What this task involves
Among the lines listed below, count those that include the string "influence", and state only the count.

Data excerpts

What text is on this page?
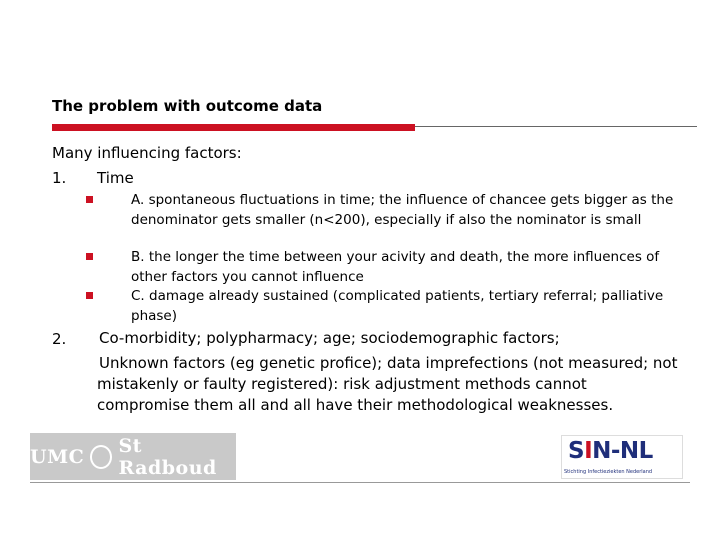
The problem with outcome data
Many influencing factors:
1. Time
A. spontaneous fluctuations in time; the influence of chancee gets bigger as the denominator gets smaller (n<200), especially if also the nominator is small
B. the longer the time between your acivity and death, the more influences of other factors you cannot influence
C. damage already sustained (complicated patients, tertiary referral; palliative phase)
2. Co-morbidity; polypharmacy; age; sociodemographic factors;
Unknown factors (eg genetic profice); data imprefections (not measured; not mistakenly or faulty registered): risk adjustment methods cannot compromise them all and all have their methodological weaknesses.
UMC St Radboud
SIN-NL
Stichting Infectieziekten Nederland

Response box
2